Exercise details :: Repeat the material below exactly, line for line.
══ Excerpted data
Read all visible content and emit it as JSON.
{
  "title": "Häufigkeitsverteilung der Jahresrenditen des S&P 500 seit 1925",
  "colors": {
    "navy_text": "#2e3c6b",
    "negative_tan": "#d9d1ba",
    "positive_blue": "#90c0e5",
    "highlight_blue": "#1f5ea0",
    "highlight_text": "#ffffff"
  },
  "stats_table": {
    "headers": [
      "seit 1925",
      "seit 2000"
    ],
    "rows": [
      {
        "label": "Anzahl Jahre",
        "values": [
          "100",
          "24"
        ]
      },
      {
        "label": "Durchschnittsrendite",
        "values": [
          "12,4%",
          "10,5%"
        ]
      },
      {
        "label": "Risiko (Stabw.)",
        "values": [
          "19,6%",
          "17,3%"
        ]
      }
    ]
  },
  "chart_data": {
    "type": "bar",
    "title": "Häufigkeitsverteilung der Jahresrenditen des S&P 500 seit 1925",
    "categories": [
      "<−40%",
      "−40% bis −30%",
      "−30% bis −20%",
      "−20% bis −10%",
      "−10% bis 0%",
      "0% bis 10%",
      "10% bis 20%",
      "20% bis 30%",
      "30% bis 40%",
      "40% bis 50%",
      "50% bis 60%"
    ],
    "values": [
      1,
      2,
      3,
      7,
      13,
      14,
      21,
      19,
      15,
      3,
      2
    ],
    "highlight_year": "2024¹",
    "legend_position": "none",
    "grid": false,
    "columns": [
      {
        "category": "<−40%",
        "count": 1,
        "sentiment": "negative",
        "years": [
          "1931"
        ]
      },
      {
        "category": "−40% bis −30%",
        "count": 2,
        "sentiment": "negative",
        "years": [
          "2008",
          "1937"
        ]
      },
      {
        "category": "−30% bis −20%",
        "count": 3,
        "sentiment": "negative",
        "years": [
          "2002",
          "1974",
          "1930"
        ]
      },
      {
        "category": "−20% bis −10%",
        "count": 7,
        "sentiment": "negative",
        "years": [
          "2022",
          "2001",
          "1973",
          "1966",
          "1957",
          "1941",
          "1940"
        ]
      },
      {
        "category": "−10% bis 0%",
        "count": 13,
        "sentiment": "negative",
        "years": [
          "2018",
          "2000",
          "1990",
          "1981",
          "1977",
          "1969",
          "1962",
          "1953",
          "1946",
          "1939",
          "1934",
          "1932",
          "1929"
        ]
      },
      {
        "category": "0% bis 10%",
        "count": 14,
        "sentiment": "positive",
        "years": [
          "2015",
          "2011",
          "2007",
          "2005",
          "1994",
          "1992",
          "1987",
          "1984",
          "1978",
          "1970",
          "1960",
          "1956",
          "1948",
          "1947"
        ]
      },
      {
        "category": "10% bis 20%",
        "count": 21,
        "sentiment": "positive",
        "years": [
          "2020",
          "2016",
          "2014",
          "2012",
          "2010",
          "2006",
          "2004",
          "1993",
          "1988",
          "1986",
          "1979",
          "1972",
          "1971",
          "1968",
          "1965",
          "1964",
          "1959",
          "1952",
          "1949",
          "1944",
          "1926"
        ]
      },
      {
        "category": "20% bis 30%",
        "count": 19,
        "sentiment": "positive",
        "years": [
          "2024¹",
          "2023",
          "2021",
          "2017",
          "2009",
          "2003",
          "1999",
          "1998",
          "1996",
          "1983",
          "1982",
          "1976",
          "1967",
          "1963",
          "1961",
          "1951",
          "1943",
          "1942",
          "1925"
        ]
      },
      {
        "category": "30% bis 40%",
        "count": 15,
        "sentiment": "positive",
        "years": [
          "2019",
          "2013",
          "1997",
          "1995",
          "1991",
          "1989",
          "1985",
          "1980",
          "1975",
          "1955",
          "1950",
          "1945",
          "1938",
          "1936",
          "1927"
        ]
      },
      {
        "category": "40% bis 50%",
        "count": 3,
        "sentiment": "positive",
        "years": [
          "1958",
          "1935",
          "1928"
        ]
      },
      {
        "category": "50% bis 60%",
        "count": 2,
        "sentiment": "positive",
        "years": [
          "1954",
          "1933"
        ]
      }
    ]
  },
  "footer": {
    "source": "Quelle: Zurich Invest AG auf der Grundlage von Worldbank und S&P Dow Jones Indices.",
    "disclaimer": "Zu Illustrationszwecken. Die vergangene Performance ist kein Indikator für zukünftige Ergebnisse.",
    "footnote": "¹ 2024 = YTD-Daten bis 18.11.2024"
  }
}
════
Exercise response ::
Read all visible content and emit it as JSON.
{
  "title": "Häufigkeitsverteilung der Jahresrenditen des S&P 500 seit 1925",
  "colors": {
    "navy_text": "#2e3c6b",
    "negative_tan": "#d9d1ba",
    "positive_blue": "#90c0e5",
    "highlight_blue": "#1f5ea0",
    "highlight_text": "#ffffff"
  },
  "stats_table": {
    "headers": [
      "seit 1925",
      "seit 2000"
    ],
    "rows": [
      {
        "label": "Anzahl Jahre",
        "values": [
          "100",
          "24"
        ]
      },
      {
        "label": "Durchschnittsrendite",
        "values": [
          "12,4%",
          "10,5%"
        ]
      },
      {
        "label": "Risiko (Stabw.)",
        "values": [
          "19,6%",
          "17,3%"
        ]
      }
    ]
  },
  "chart_data": {
    "type": "bar",
    "title": "Häufigkeitsverteilung der Jahresrenditen des S&P 500 seit 1925",
    "categories": [
      "<−40%",
      "−40% bis −30%",
      "−30% bis −20%",
      "−20% bis −10%",
      "−10% bis 0%",
      "0% bis 10%",
      "10% bis 20%",
      "20% bis 30%",
      "30% bis 40%",
      "40% bis 50%",
      "50% bis 60%"
    ],
    "values": [
      1,
      2,
      3,
      7,
      13,
      14,
      21,
      19,
      15,
      3,
      2
    ],
    "highlight_year": "2024¹",
    "legend_position": "none",
    "grid": false,
    "columns": [
      {
        "category": "<−40%",
        "count": 1,
        "sentiment": "negative",
        "years": [
          "1931"
        ]
      },
      {
        "category": "−40% bis −30%",
        "count": 2,
        "sentiment": "negative",
        "years": [
          "2008",
          "1937"
        ]
      },
      {
        "category": "−30% bis −20%",
        "count": 3,
        "sentiment": "negative",
        "years": [
          "2002",
          "1974",
          "1930"
        ]
      },
      {
        "category": "−20% bis −10%",
        "count": 7,
        "sentiment": "negative",
        "years": [
          "2022",
          "2001",
          "1973",
          "1966",
          "1957",
          "1941",
          "1940"
        ]
      },
      {
        "category": "−10% bis 0%",
        "count": 13,
        "sentiment": "negative",
        "years": [
          "2018",
          "2000",
          "1990",
          "1981",
          "1977",
          "1969",
          "1962",
          "1953",
          "1946",
          "1939",
          "1934",
          "1932",
          "1929"
        ]
      },
      {
        "category": "0% bis 10%",
        "count": 14,
        "sentiment": "positive",
        "years": [
          "2015",
          "2011",
          "2007",
          "2005",
          "1994",
          "1992",
          "1987",
          "1984",
          "1978",
          "1970",
          "1960",
          "1956",
          "1948",
          "1947"
        ]
      },
      {
        "category": "10% bis 20%",
        "count": 21,
        "sentiment": "positive",
        "years": [
          "2020",
          "2016",
          "2014",
          "2012",
          "2010",
          "2006",
          "2004",
          "1993",
          "1988",
          "1986",
          "1979",
          "1972",
          "1971",
          "1968",
          "1965",
          "1964",
          "1959",
          "1952",
          "1949",
          "1944",
          "1926"
        ]
      },
      {
        "category": "20% bis 30%",
        "count": 19,
        "sentiment": "positive",
        "years": [
          "2024¹",
          "2023",
          "2021",
          "2017",
          "2009",
          "2003",
          "1999",
          "1998",
          "1996",
          "1983",
          "1982",
          "1976",
          "1967",
          "1963",
          "1961",
          "1951",
          "1943",
          "1942",
          "1925"
        ]
      },
      {
        "category": "30% bis 40%",
        "count": 15,
        "sentiment": "positive",
        "years": [
          "2019",
          "2013",
          "1997",
          "1995",
          "1991",
          "1989",
          "1985",
          "1980",
          "1975",
          "1955",
          "1950",
          "1945",
          "1938",
          "1936",
          "1927"
        ]
      },
      {
        "category": "40% bis 50%",
        "count": 3,
        "sentiment": "positive",
        "years": [
          "1958",
          "1935",
          "1928"
        ]
      },
      {
        "category": "50% bis 60%",
        "count": 2,
        "sentiment": "positive",
        "years": [
          "1954",
          "1933"
        ]
      }
    ]
  },
  "footer": {
    "source": "Quelle: Zurich Invest AG auf der Grundlage von Worldbank und S&P Dow Jones Indices.",
    "disclaimer": "Zu Illustrationszwecken. Die vergangene Performance ist kein Indikator für zukünftige Ergebnisse.",
    "footnote": "¹ 2024 = YTD-Daten bis 18.11.2024"
  }
}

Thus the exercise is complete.